## Start

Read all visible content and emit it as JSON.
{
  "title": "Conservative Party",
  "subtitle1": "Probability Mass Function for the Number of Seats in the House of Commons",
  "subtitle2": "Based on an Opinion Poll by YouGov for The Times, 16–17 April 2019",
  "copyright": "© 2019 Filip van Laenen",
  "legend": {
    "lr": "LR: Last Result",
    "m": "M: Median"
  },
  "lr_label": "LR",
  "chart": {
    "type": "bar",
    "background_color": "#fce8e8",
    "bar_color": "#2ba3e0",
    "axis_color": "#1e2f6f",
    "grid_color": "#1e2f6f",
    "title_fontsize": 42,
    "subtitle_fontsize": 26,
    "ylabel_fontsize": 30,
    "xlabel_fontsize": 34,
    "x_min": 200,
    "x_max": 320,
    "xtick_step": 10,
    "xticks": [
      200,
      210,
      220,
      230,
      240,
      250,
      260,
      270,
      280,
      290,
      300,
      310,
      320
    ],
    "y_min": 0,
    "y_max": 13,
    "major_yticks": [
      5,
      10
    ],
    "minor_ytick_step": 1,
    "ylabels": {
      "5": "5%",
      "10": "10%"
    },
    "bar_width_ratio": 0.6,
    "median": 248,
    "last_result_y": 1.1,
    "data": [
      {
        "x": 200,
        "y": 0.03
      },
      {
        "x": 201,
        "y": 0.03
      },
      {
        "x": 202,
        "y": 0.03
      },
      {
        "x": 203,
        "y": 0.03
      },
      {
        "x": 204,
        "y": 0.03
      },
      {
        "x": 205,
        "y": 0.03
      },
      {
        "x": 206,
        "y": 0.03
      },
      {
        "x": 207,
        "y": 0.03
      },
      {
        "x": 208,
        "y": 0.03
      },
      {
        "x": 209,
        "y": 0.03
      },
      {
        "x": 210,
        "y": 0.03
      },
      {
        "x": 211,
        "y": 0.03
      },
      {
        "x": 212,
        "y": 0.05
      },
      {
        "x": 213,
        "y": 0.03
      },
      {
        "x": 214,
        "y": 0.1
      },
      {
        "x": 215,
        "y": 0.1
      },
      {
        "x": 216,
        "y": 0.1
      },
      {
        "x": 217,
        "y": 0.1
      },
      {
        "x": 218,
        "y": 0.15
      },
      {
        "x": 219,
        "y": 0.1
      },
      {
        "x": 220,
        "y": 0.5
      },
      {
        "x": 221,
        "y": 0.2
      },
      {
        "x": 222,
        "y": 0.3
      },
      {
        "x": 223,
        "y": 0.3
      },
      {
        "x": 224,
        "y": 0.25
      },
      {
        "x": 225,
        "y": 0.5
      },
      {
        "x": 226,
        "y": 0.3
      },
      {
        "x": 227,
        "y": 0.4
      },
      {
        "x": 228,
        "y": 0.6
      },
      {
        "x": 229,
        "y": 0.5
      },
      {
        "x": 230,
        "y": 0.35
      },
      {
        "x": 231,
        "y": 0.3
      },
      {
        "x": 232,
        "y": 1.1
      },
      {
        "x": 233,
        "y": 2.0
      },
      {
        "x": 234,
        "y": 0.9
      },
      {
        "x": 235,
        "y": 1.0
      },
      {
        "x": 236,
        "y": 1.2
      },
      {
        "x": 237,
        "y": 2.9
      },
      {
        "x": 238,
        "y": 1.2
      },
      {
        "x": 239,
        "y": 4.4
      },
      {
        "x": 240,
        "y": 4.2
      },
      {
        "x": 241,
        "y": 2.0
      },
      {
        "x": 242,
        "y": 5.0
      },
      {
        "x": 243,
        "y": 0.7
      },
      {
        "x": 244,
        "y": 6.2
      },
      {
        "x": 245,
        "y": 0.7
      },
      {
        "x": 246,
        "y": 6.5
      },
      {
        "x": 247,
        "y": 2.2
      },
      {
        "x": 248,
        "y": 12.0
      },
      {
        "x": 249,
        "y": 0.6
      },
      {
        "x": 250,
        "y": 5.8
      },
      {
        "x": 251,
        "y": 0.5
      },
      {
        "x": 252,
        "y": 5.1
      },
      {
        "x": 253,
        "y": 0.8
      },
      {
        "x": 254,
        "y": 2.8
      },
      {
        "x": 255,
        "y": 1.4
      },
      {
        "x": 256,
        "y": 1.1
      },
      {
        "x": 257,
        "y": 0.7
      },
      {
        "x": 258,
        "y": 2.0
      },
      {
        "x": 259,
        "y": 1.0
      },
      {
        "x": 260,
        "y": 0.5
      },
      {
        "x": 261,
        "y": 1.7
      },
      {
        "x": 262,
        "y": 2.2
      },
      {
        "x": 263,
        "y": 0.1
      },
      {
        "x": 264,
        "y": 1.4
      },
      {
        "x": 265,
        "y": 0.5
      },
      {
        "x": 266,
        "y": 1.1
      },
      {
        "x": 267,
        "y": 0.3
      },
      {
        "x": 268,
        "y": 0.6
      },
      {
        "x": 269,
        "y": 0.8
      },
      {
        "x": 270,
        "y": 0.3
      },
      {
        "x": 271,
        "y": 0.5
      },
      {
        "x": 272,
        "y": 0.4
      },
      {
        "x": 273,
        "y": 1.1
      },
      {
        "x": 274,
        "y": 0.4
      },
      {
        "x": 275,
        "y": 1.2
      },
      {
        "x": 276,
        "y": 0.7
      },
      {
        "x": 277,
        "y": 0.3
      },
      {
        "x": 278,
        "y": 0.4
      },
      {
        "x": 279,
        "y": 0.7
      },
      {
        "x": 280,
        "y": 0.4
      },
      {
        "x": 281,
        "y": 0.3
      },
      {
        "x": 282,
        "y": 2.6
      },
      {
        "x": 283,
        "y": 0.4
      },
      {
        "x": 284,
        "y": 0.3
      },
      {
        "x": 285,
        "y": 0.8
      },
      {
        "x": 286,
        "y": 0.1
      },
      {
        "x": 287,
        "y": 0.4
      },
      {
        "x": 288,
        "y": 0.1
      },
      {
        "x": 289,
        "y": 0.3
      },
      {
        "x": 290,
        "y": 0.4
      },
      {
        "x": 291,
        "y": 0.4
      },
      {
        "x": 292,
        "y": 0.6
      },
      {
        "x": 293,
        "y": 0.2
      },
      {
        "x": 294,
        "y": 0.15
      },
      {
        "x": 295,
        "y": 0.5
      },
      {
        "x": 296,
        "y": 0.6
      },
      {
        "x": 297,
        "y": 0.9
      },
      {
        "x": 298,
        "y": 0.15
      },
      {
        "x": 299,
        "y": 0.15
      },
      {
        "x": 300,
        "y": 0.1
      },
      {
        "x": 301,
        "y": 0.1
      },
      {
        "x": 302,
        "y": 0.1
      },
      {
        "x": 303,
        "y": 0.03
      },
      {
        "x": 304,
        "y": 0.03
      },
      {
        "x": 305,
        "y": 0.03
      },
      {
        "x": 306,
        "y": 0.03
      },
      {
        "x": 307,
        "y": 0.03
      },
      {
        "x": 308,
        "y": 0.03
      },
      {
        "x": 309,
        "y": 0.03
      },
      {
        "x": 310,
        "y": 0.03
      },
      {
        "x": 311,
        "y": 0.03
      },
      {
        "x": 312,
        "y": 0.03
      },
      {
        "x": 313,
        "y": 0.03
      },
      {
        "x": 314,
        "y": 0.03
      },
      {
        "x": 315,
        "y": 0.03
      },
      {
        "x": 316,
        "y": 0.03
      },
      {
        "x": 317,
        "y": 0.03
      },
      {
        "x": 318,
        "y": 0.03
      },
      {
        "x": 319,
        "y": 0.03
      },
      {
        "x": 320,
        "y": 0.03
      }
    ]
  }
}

## End

Transcribe all of the entries without altering anything.

Solution for this problem -
Read all visible content and emit it as JSON.
{
  "title": "Conservative Party",
  "subtitle1": "Probability Mass Function for the Number of Seats in the House of Commons",
  "subtitle2": "Based on an Opinion Poll by YouGov for The Times, 16–17 April 2019",
  "copyright": "© 2019 Filip van Laenen",
  "legend": {
    "lr": "LR: Last Result",
    "m": "M: Median"
  },
  "lr_label": "LR",
  "chart": {
    "type": "bar",
    "background_color": "#fce8e8",
    "bar_color": "#2ba3e0",
    "axis_color": "#1e2f6f",
    "grid_color": "#1e2f6f",
    "title_fontsize": 42,
    "subtitle_fontsize": 26,
    "ylabel_fontsize": 30,
    "xlabel_fontsize": 34,
    "x_min": 200,
    "x_max": 320,
    "xtick_step": 10,
    "xticks": [
      200,
      210,
      220,
      230,
      240,
      250,
      260,
      270,
      280,
      290,
      300,
      310,
      320
    ],
    "y_min": 0,
    "y_max": 13,
    "major_yticks": [
      5,
      10
    ],
    "minor_ytick_step": 1,
    "ylabels": {
      "5": "5%",
      "10": "10%"
    },
    "bar_width_ratio": 0.6,
    "median": 248,
    "last_result_y": 1.1,
    "data": [
      {
        "x": 200,
        "y": 0.03
      },
      {
        "x": 201,
        "y": 0.03
      },
      {
        "x": 202,
        "y": 0.03
      },
      {
        "x": 203,
        "y": 0.03
      },
      {
        "x": 204,
        "y": 0.03
      },
      {
        "x": 205,
        "y": 0.03
      },
      {
        "x": 206,
        "y": 0.03
      },
      {
        "x": 207,
        "y": 0.03
      },
      {
        "x": 208,
        "y": 0.03
      },
      {
        "x": 209,
        "y": 0.03
      },
      {
        "x": 210,
        "y": 0.03
      },
      {
        "x": 211,
        "y": 0.03
      },
      {
        "x": 212,
        "y": 0.05
      },
      {
        "x": 213,
        "y": 0.03
      },
      {
        "x": 214,
        "y": 0.1
      },
      {
        "x": 215,
        "y": 0.1
      },
      {
        "x": 216,
        "y": 0.1
      },
      {
        "x": 217,
        "y": 0.1
      },
      {
        "x": 218,
        "y": 0.15
      },
      {
        "x": 219,
        "y": 0.1
      },
      {
        "x": 220,
        "y": 0.5
      },
      {
        "x": 221,
        "y": 0.2
      },
      {
        "x": 222,
        "y": 0.3
      },
      {
        "x": 223,
        "y": 0.3
      },
      {
        "x": 224,
        "y": 0.25
      },
      {
        "x": 225,
        "y": 0.5
      },
      {
        "x": 226,
        "y": 0.3
      },
      {
        "x": 227,
        "y": 0.4
      },
      {
        "x": 228,
        "y": 0.6
      },
      {
        "x": 229,
        "y": 0.5
      },
      {
        "x": 230,
        "y": 0.35
      },
      {
        "x": 231,
        "y": 0.3
      },
      {
        "x": 232,
        "y": 1.1
      },
      {
        "x": 233,
        "y": 2.0
      },
      {
        "x": 234,
        "y": 0.9
      },
      {
        "x": 235,
        "y": 1.0
      },
      {
        "x": 236,
        "y": 1.2
      },
      {
        "x": 237,
        "y": 2.9
      },
      {
        "x": 238,
        "y": 1.2
      },
      {
        "x": 239,
        "y": 4.4
      },
      {
        "x": 240,
        "y": 4.2
      },
      {
        "x": 241,
        "y": 2.0
      },
      {
        "x": 242,
        "y": 5.0
      },
      {
        "x": 243,
        "y": 0.7
      },
      {
        "x": 244,
        "y": 6.2
      },
      {
        "x": 245,
        "y": 0.7
      },
      {
        "x": 246,
        "y": 6.5
      },
      {
        "x": 247,
        "y": 2.2
      },
      {
        "x": 248,
        "y": 12.0
      },
      {
        "x": 249,
        "y": 0.6
      },
      {
        "x": 250,
        "y": 5.8
      },
      {
        "x": 251,
        "y": 0.5
      },
      {
        "x": 252,
        "y": 5.1
      },
      {
        "x": 253,
        "y": 0.8
      },
      {
        "x": 254,
        "y": 2.8
      },
      {
        "x": 255,
        "y": 1.4
      },
      {
        "x": 256,
        "y": 1.1
      },
      {
        "x": 257,
        "y": 0.7
      },
      {
        "x": 258,
        "y": 2.0
      },
      {
        "x": 259,
        "y": 1.0
      },
      {
        "x": 260,
        "y": 0.5
      },
      {
        "x": 261,
        "y": 1.7
      },
      {
        "x": 262,
        "y": 2.2
      },
      {
        "x": 263,
        "y": 0.1
      },
      {
        "x": 264,
        "y": 1.4
      },
      {
        "x": 265,
        "y": 0.5
      },
      {
        "x": 266,
        "y": 1.1
      },
      {
        "x": 267,
        "y": 0.3
      },
      {
        "x": 268,
        "y": 0.6
      },
      {
        "x": 269,
        "y": 0.8
      },
      {
        "x": 270,
        "y": 0.3
      },
      {
        "x": 271,
        "y": 0.5
      },
      {
        "x": 272,
        "y": 0.4
      },
      {
        "x": 273,
        "y": 1.1
      },
      {
        "x": 274,
        "y": 0.4
      },
      {
        "x": 275,
        "y": 1.2
      },
      {
        "x": 276,
        "y": 0.7
      },
      {
        "x": 277,
        "y": 0.3
      },
      {
        "x": 278,
        "y": 0.4
      },
      {
        "x": 279,
        "y": 0.7
      },
      {
        "x": 280,
        "y": 0.4
      },
      {
        "x": 281,
        "y": 0.3
      },
      {
        "x": 282,
        "y": 2.6
      },
      {
        "x": 283,
        "y": 0.4
      },
      {
        "x": 284,
        "y": 0.3
      },
      {
        "x": 285,
        "y": 0.8
      },
      {
        "x": 286,
        "y": 0.1
      },
      {
        "x": 287,
        "y": 0.4
      },
      {
        "x": 288,
        "y": 0.1
      },
      {
        "x": 289,
        "y": 0.3
      },
      {
        "x": 290,
        "y": 0.4
      },
      {
        "x": 291,
        "y": 0.4
      },
      {
        "x": 292,
        "y": 0.6
      },
      {
        "x": 293,
        "y": 0.2
      },
      {
        "x": 294,
        "y": 0.15
      },
      {
        "x": 295,
        "y": 0.5
      },
      {
        "x": 296,
        "y": 0.6
      },
      {
        "x": 297,
        "y": 0.9
      },
      {
        "x": 298,
        "y": 0.15
      },
      {
        "x": 299,
        "y": 0.15
      },
      {
        "x": 300,
        "y": 0.1
      },
      {
        "x": 301,
        "y": 0.1
      },
      {
        "x": 302,
        "y": 0.1
      },
      {
        "x": 303,
        "y": 0.03
      },
      {
        "x": 304,
        "y": 0.03
      },
      {
        "x": 305,
        "y": 0.03
      },
      {
        "x": 306,
        "y": 0.03
      },
      {
        "x": 307,
        "y": 0.03
      },
      {
        "x": 308,
        "y": 0.03
      },
      {
        "x": 309,
        "y": 0.03
      },
      {
        "x": 310,
        "y": 0.03
      },
      {
        "x": 311,
        "y": 0.03
      },
      {
        "x": 312,
        "y": 0.03
      },
      {
        "x": 313,
        "y": 0.03
      },
      {
        "x": 314,
        "y": 0.03
      },
      {
        "x": 315,
        "y": 0.03
      },
      {
        "x": 316,
        "y": 0.03
      },
      {
        "x": 317,
        "y": 0.03
      },
      {
        "x": 318,
        "y": 0.03
      },
      {
        "x": 319,
        "y": 0.03
      },
      {
        "x": 320,
        "y": 0.03
      }
    ]
  }
}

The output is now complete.